_Data listing:_
(begin)

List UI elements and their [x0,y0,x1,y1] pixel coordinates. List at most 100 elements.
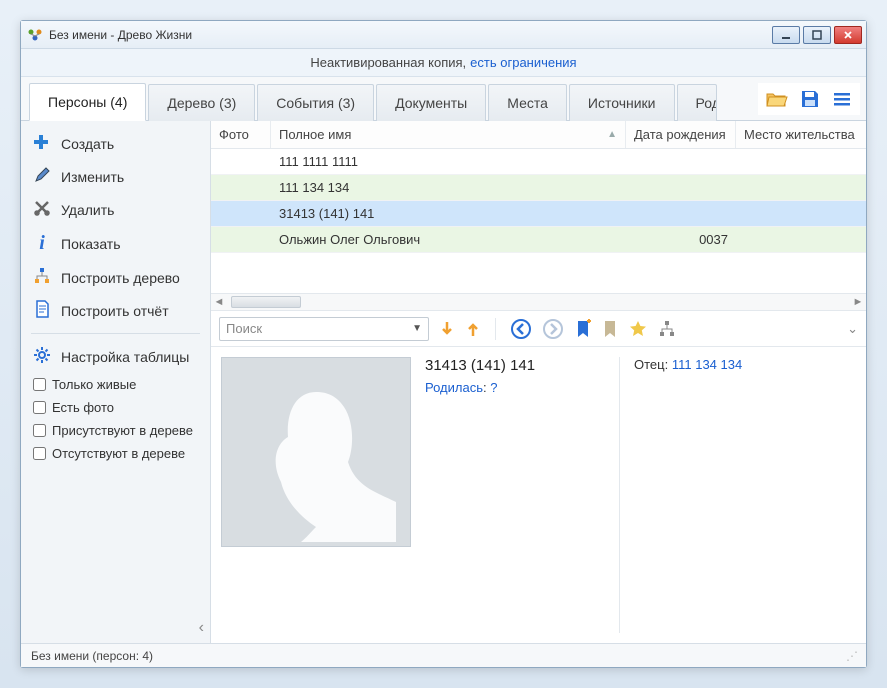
info-icon: i [33,232,51,255]
statusbar: Без имени (персон: 4) ⋰ [21,643,866,667]
filter-alive-label: Только живые [52,377,136,392]
minimize-button[interactable] [772,26,800,44]
expand-icon[interactable]: ⌄ [847,321,858,337]
resize-grip-icon[interactable]: ⋰ [846,649,856,663]
person-name: 31413 (141) 141 [425,357,605,374]
nav-back-icon[interactable] [510,318,532,340]
tab-places[interactable]: Места [488,84,567,121]
filter-in-tree[interactable]: Присутствуют в дереве [21,419,210,442]
persons-grid: Фото Полное имя ▲ Дата рождения Место жи… [211,121,866,293]
activation-text: Неактивированная копия, [310,55,466,70]
horizontal-scrollbar[interactable]: ◄ ► [211,293,866,311]
bookmark-add-icon[interactable] [574,319,592,339]
filter-in-tree-label: Присутствуют в дереве [52,423,193,438]
folder-open-icon[interactable] [766,90,788,108]
sidebar: Создать Изменить Удалить i Показать [21,121,211,643]
status-text: Без имени (персон: 4) [31,649,153,663]
activation-link[interactable]: есть ограничения [470,55,576,70]
filter-photo-label: Есть фото [52,400,114,415]
sort-asc-icon: ▲ [607,129,617,140]
scroll-right-icon[interactable]: ► [850,296,866,308]
col-birth-date[interactable]: Дата рождения [626,121,736,148]
table-settings-button[interactable]: Настройка таблицы [21,340,210,373]
show-button[interactable]: i Показать [21,226,210,261]
main-tabs: Персоны (4) Дерево (3) События (3) Докум… [21,77,866,121]
star-icon[interactable] [628,319,648,339]
grid-header: Фото Полное имя ▲ Дата рождения Место жи… [211,121,866,149]
window-title: Без имени - Древо Жизни [49,28,192,42]
filter-photo-checkbox[interactable] [33,401,46,414]
main-area: Создать Изменить Удалить i Показать [21,121,866,643]
filter-alive-checkbox[interactable] [33,378,46,391]
tab-tree[interactable]: Дерево (3) [148,84,255,121]
tab-documents[interactable]: Документы [376,84,486,121]
detail-toolbar: Поиск ▼ [211,311,866,347]
search-placeholder: Поиск [226,321,262,336]
scissors-icon [33,199,51,220]
build-tree-label: Построить дерево [61,270,180,286]
person-photo-placeholder [221,357,411,547]
table-row[interactable]: 111 134 134 [211,175,866,201]
nav-forward-icon[interactable] [542,318,564,340]
edit-button[interactable]: Изменить [21,160,210,193]
create-label: Создать [61,136,114,152]
bookmark-icon[interactable] [602,319,618,339]
father-label: Отец: [634,357,668,372]
grid-body: 111 1111 1111 111 134 134 31413 (141) 14… [211,149,866,253]
edit-label: Изменить [61,169,124,185]
build-report-button[interactable]: Построить отчёт [21,294,210,327]
top-toolbar [758,83,860,115]
filter-not-in-tree-label: Отсутствуют в дереве [52,446,185,461]
delete-label: Удалить [61,202,114,218]
plus-icon [33,133,51,154]
tab-persons[interactable]: Персоны (4) [29,83,146,121]
tab-sources[interactable]: Источники [569,84,675,121]
content-area: Фото Полное имя ▲ Дата рождения Место жи… [211,121,866,643]
arrow-down-icon[interactable] [439,320,455,338]
pencil-icon [33,166,51,187]
grid-empty-space [211,253,866,293]
create-button[interactable]: Создать [21,127,210,160]
chevron-down-icon: ▼ [412,323,422,334]
detail-panel: 31413 (141) 141 Родилась: ? Отец: 111 13… [211,347,866,643]
filter-not-in-tree-checkbox[interactable] [33,447,46,460]
person-info: 31413 (141) 141 Родилась: ? [425,357,605,633]
titlebar: Без имени - Древо Жизни [21,21,866,49]
born-label[interactable]: Родилась [425,380,483,395]
app-icon [27,27,43,43]
app-window: Без имени - Древо Жизни Неактивированная… [20,20,867,668]
tab-clans[interactable]: Роды [677,84,717,121]
filter-in-tree-checkbox[interactable] [33,424,46,437]
floppy-icon[interactable] [800,89,820,109]
arrow-up-icon[interactable] [465,320,481,338]
col-photo[interactable]: Фото [211,121,271,148]
relatives-panel: Отец: 111 134 134 [619,357,856,633]
col-full-name-label: Полное имя [279,127,351,142]
filter-alive-only[interactable]: Только живые [21,373,210,396]
window-controls [772,26,862,44]
document-icon [33,300,51,321]
search-input[interactable]: Поиск ▼ [219,317,429,341]
table-row[interactable]: 31413 (141) 141 [211,201,866,227]
maximize-button[interactable] [803,26,831,44]
born-value[interactable]: ? [490,380,497,395]
gear-icon [33,346,51,367]
activation-notice: Неактивированная копия, есть ограничения [21,49,866,77]
delete-button[interactable]: Удалить [21,193,210,226]
scroll-left-icon[interactable]: ◄ [211,296,227,308]
sidebar-collapse-icon[interactable]: ‹ [199,619,204,637]
table-row[interactable]: 111 1111 1111 [211,149,866,175]
scroll-thumb[interactable] [231,296,301,308]
col-residence[interactable]: Место жительства [736,121,866,148]
table-row[interactable]: Ольжин Олег Ольгович 0037 [211,227,866,253]
tab-events[interactable]: События (3) [257,84,374,121]
build-tree-button[interactable]: Построить дерево [21,261,210,294]
hamburger-icon[interactable] [832,89,852,109]
filter-has-photo[interactable]: Есть фото [21,396,210,419]
col-full-name[interactable]: Полное имя ▲ [271,121,626,148]
show-label: Показать [61,236,121,252]
filter-not-in-tree[interactable]: Отсутствуют в дереве [21,442,210,465]
father-link[interactable]: 111 134 134 [672,357,742,372]
close-button[interactable] [834,26,862,44]
tree-small-icon[interactable] [658,320,676,338]
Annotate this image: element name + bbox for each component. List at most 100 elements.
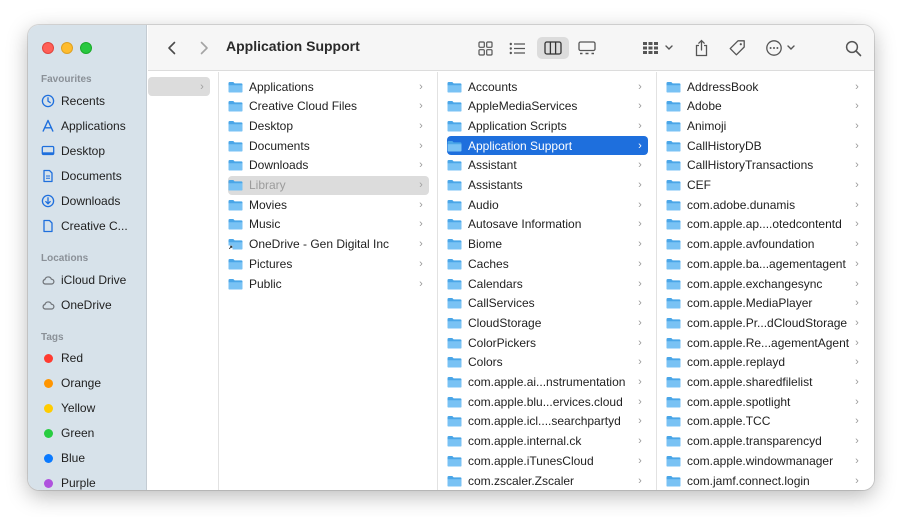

(end)

_Given instruction:_
Please rewrite the listing from the line with "info-icon: i [33,232,51,255]" up to and including the line with "table-settings-button[interactable]: Настройка таблицы" as a JSON list of strings, one string per line, leaving out blank lines.

_Result:_
[
  "info-icon: i [33,232,51,255]",
  "statusbar: Без имени (персон: 4) ⋰ [21,643,866,667]",
  "filter-alive-label: Только живые [52,377,136,392]",
  "minimize-button[interactable] [772,26,800,44]",
  "expand-icon[interactable]: ⌄ [847,321,858,337]",
  "resize-grip-icon[interactable]: ⋰ [846,649,856,663]",
  "person-name: 31413 (141) 141 [425,357,605,374]",
  "nav-back-icon[interactable] [510,318,532,340]",
  "tab-places[interactable]: Места [488,84,567,121]",
  "filter-in-tree[interactable]: Присутствуют в дереве [21,419,210,442]",
  "persons-grid: Фото Полное имя ▲ Дата рождения Место жи… [211,121,866,293]",
  "activation-text: Неактивированная копия, [310,55,466,70]",
  "horizontal-scrollbar[interactable]: ◄ ► [211,293,866,311]",
  "bookmark-add-icon[interactable] [574,319,592,339]",
  "filter-in-tree-label: Присутствуют в дереве [52,423,193,438]",
  "folder-open-icon[interactable] [766,90,788,108]",
  "sidebar: Создать Изменить Удалить i Показать [21,121,211,643]",
  "status-text: Без имени (персон: 4) [31,649,153,663]",
  "activation-link[interactable]: есть ограничения [470,55,576,70]",
  "filter-photo-label: Есть фото [52,400,114,415]",
  "sort-asc-icon: ▲ [607,129,617,140]",
  "scroll-right-icon[interactable]: ► [850,296,866,308]",
  "col-birth-date[interactable]: Дата рождения [626,121,736,148]",
  "table-settings-button[interactable]: Настройка таблицы [21,340,210,373]"
]